**What to do:**
Wherever the string "name" appears, copy the whole line.
— Begin Dataset —
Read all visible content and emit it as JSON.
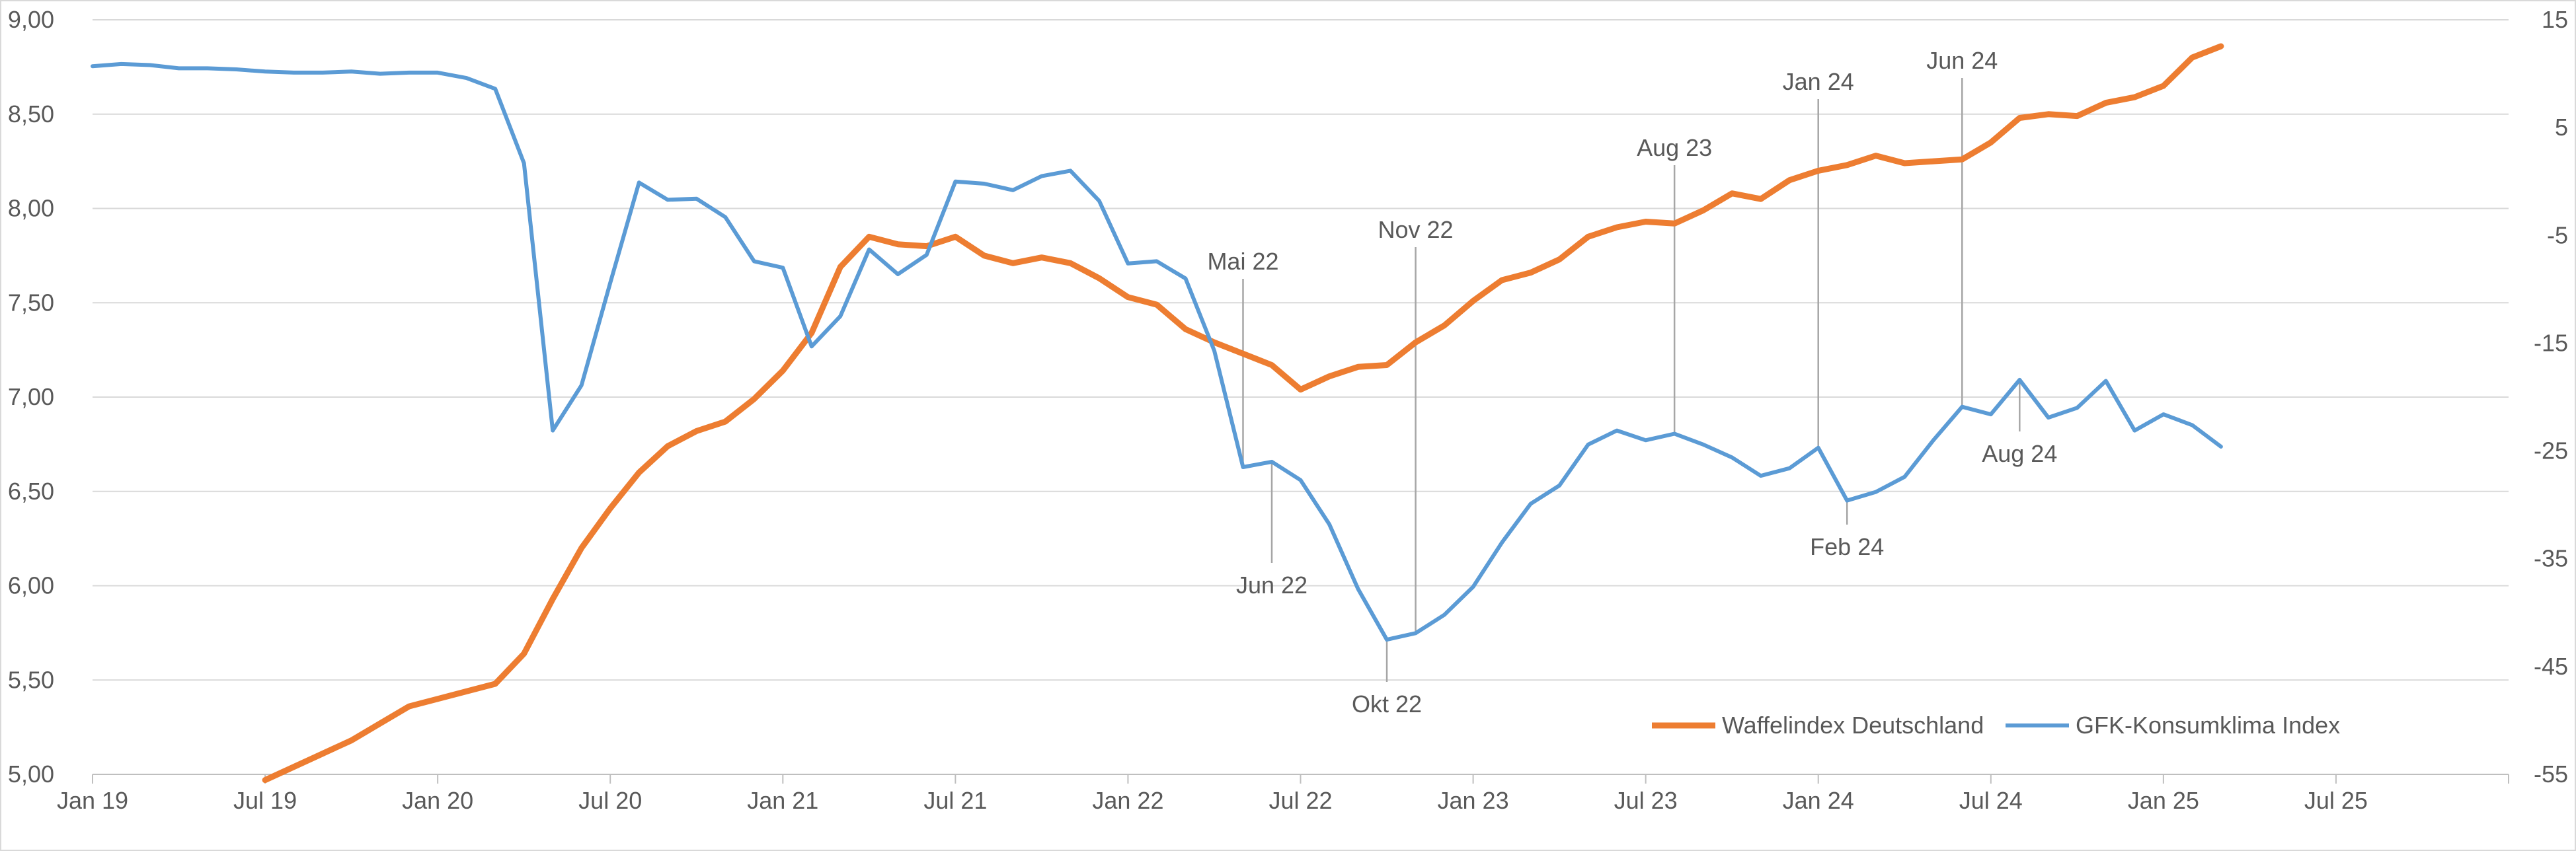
{
  "chart_data": {
    "type": "line",
    "title": "",
    "xlabel": "",
    "ylabel": "",
    "x_tick_labels": [
      "Jan 19",
      "Jul 19",
      "Jan 20",
      "Jul 20",
      "Jan 21",
      "Jul 21",
      "Jan 22",
      "Jul 22",
      "Jan 23",
      "Jul 23",
      "Jan 24",
      "Jul 24",
      "Jan 25",
      "Jul 25"
    ],
    "x_range": [
      "2019-01",
      "2025-12"
    ],
    "y_left": {
      "range": [
        5.0,
        9.0
      ],
      "ticks": [
        5.0,
        5.5,
        6.0,
        6.5,
        7.0,
        7.5,
        8.0,
        8.5,
        9.0
      ],
      "tick_labels": [
        "5,00",
        "5,50",
        "6,00",
        "6,50",
        "7,00",
        "7,50",
        "8,00",
        "8,50",
        "9,00"
      ]
    },
    "y_right": {
      "range": [
        -55,
        15
      ],
      "ticks": [
        -55,
        -45,
        -35,
        -25,
        -15,
        -5,
        5,
        15
      ],
      "tick_labels": [
        "-55",
        "-45",
        "-35",
        "-25",
        "-15",
        "-5",
        "5",
        "15"
      ]
    },
    "grid": true,
    "legend_position": "bottom-right",
    "series": [
      {
        "name": "Waffelindex Deutschland",
        "axis": "left",
        "color": "#ED7D31",
        "points": [
          [
            "2019-07",
            4.97
          ],
          [
            "2019-08",
            5.04
          ],
          [
            "2019-09",
            5.11
          ],
          [
            "2019-10",
            5.18
          ],
          [
            "2019-11",
            5.27
          ],
          [
            "2019-12",
            5.36
          ],
          [
            "2020-01",
            5.4
          ],
          [
            "2020-02",
            5.44
          ],
          [
            "2020-03",
            5.48
          ],
          [
            "2020-04",
            5.64
          ],
          [
            "2020-05",
            5.93
          ],
          [
            "2020-06",
            6.2
          ],
          [
            "2020-07",
            6.41
          ],
          [
            "2020-08",
            6.6
          ],
          [
            "2020-09",
            6.74
          ],
          [
            "2020-10",
            6.82
          ],
          [
            "2020-11",
            6.87
          ],
          [
            "2020-12",
            6.99
          ],
          [
            "2021-01",
            7.14
          ],
          [
            "2021-02",
            7.34
          ],
          [
            "2021-03",
            7.69
          ],
          [
            "2021-04",
            7.85
          ],
          [
            "2021-05",
            7.81
          ],
          [
            "2021-06",
            7.8
          ],
          [
            "2021-07",
            7.85
          ],
          [
            "2021-08",
            7.75
          ],
          [
            "2021-09",
            7.71
          ],
          [
            "2021-10",
            7.74
          ],
          [
            "2021-11",
            7.71
          ],
          [
            "2021-12",
            7.63
          ],
          [
            "2022-01",
            7.53
          ],
          [
            "2022-02",
            7.49
          ],
          [
            "2022-03",
            7.36
          ],
          [
            "2022-04",
            7.29
          ],
          [
            "2022-05",
            7.23
          ],
          [
            "2022-06",
            7.17
          ],
          [
            "2022-07",
            7.04
          ],
          [
            "2022-08",
            7.11
          ],
          [
            "2022-09",
            7.16
          ],
          [
            "2022-10",
            7.17
          ],
          [
            "2022-11",
            7.29
          ],
          [
            "2022-12",
            7.38
          ],
          [
            "2023-01",
            7.51
          ],
          [
            "2023-02",
            7.62
          ],
          [
            "2023-03",
            7.66
          ],
          [
            "2023-04",
            7.73
          ],
          [
            "2023-05",
            7.85
          ],
          [
            "2023-06",
            7.9
          ],
          [
            "2023-07",
            7.93
          ],
          [
            "2023-08",
            7.92
          ],
          [
            "2023-09",
            7.99
          ],
          [
            "2023-10",
            8.08
          ],
          [
            "2023-11",
            8.05
          ],
          [
            "2023-12",
            8.15
          ],
          [
            "2024-01",
            8.2
          ],
          [
            "2024-02",
            8.23
          ],
          [
            "2024-03",
            8.28
          ],
          [
            "2024-04",
            8.24
          ],
          [
            "2024-05",
            8.25
          ],
          [
            "2024-06",
            8.26
          ],
          [
            "2024-07",
            8.35
          ],
          [
            "2024-08",
            8.48
          ],
          [
            "2024-09",
            8.5
          ],
          [
            "2024-10",
            8.49
          ],
          [
            "2024-11",
            8.56
          ],
          [
            "2024-12",
            8.59
          ],
          [
            "2025-01",
            8.65
          ],
          [
            "2025-02",
            8.8
          ],
          [
            "2025-03",
            8.86
          ]
        ]
      },
      {
        "name": "GFK-Konsumklima Index",
        "axis": "right",
        "color": "#5B9BD5",
        "points": [
          [
            "2019-01",
            10.7
          ],
          [
            "2019-02",
            10.9
          ],
          [
            "2019-03",
            10.8
          ],
          [
            "2019-04",
            10.5
          ],
          [
            "2019-05",
            10.5
          ],
          [
            "2019-06",
            10.4
          ],
          [
            "2019-07",
            10.2
          ],
          [
            "2019-08",
            10.1
          ],
          [
            "2019-09",
            10.1
          ],
          [
            "2019-10",
            10.2
          ],
          [
            "2019-11",
            10.0
          ],
          [
            "2019-12",
            10.1
          ],
          [
            "2020-01",
            10.1
          ],
          [
            "2020-02",
            9.6
          ],
          [
            "2020-03",
            8.6
          ],
          [
            "2020-04",
            1.7
          ],
          [
            "2020-05",
            -23.1
          ],
          [
            "2020-06",
            -18.9
          ],
          [
            "2020-07",
            -9.4
          ],
          [
            "2020-08",
            -0.1
          ],
          [
            "2020-09",
            -1.7
          ],
          [
            "2020-10",
            -1.6
          ],
          [
            "2020-11",
            -3.3
          ],
          [
            "2020-12",
            -7.4
          ],
          [
            "2021-01",
            -8.0
          ],
          [
            "2021-02",
            -15.3
          ],
          [
            "2021-03",
            -12.5
          ],
          [
            "2021-04",
            -6.3
          ],
          [
            "2021-05",
            -8.6
          ],
          [
            "2021-06",
            -6.8
          ],
          [
            "2021-07",
            0.0
          ],
          [
            "2021-08",
            -0.2
          ],
          [
            "2021-09",
            -0.8
          ],
          [
            "2021-10",
            0.5
          ],
          [
            "2021-11",
            1.0
          ],
          [
            "2021-12",
            -1.8
          ],
          [
            "2022-01",
            -7.6
          ],
          [
            "2022-02",
            -7.4
          ],
          [
            "2022-03",
            -9.0
          ],
          [
            "2022-04",
            -15.7
          ],
          [
            "2022-05",
            -26.5
          ],
          [
            "2022-06",
            -26.0
          ],
          [
            "2022-07",
            -27.7
          ],
          [
            "2022-08",
            -31.8
          ],
          [
            "2022-09",
            -37.8
          ],
          [
            "2022-10",
            -42.5
          ],
          [
            "2022-11",
            -41.9
          ],
          [
            "2022-12",
            -40.2
          ],
          [
            "2023-01",
            -37.6
          ],
          [
            "2023-02",
            -33.5
          ],
          [
            "2023-03",
            -29.9
          ],
          [
            "2023-04",
            -28.2
          ],
          [
            "2023-05",
            -24.4
          ],
          [
            "2023-06",
            -23.1
          ],
          [
            "2023-07",
            -24.0
          ],
          [
            "2023-08",
            -23.4
          ],
          [
            "2023-09",
            -24.4
          ],
          [
            "2023-10",
            -25.6
          ],
          [
            "2023-11",
            -27.3
          ],
          [
            "2023-12",
            -26.6
          ],
          [
            "2024-01",
            -24.7
          ],
          [
            "2024-02",
            -29.6
          ],
          [
            "2024-03",
            -28.8
          ],
          [
            "2024-04",
            -27.4
          ],
          [
            "2024-05",
            -24.0
          ],
          [
            "2024-06",
            -20.9
          ],
          [
            "2024-07",
            -21.6
          ],
          [
            "2024-08",
            -18.4
          ],
          [
            "2024-09",
            -21.9
          ],
          [
            "2024-10",
            -21.0
          ],
          [
            "2024-11",
            -18.5
          ],
          [
            "2024-12",
            -23.1
          ],
          [
            "2025-01",
            -21.6
          ],
          [
            "2025-02",
            -22.6
          ],
          [
            "2025-03",
            -24.6
          ]
        ]
      }
    ],
    "annotations": [
      {
        "label": "Mai 22",
        "series": "GFK-Konsumklima Index",
        "x": "2022-05",
        "y": -26.5,
        "placement": "above"
      },
      {
        "label": "Jun 22",
        "series": "GFK-Konsumklima Index",
        "x": "2022-06",
        "y": -26.0,
        "placement": "below"
      },
      {
        "label": "Okt 22",
        "series": "GFK-Konsumklima Index",
        "x": "2022-10",
        "y": -42.5,
        "placement": "below"
      },
      {
        "label": "Nov 22",
        "series": "GFK-Konsumklima Index",
        "x": "2022-11",
        "y": -41.9,
        "placement": "above"
      },
      {
        "label": "Aug 23",
        "series": "GFK-Konsumklima Index",
        "x": "2023-08",
        "y": -23.4,
        "placement": "above"
      },
      {
        "label": "Jan 24",
        "series": "GFK-Konsumklima Index",
        "x": "2024-01",
        "y": -24.7,
        "placement": "above"
      },
      {
        "label": "Feb 24",
        "series": "GFK-Konsumklima Index",
        "x": "2024-02",
        "y": -29.6,
        "placement": "below"
      },
      {
        "label": "Jun 24",
        "series": "GFK-Konsumklima Index",
        "x": "2024-06",
        "y": -20.9,
        "placement": "above"
      },
      {
        "label": "Aug 24",
        "series": "GFK-Konsumklima Index",
        "x": "2024-08",
        "y": -18.4,
        "placement": "below"
      }
    ]
  }
}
— End Dataset —
**Full output:**
        "name": "Waffelindex Deutschland",
        "name": "GFK-Konsumklima Index",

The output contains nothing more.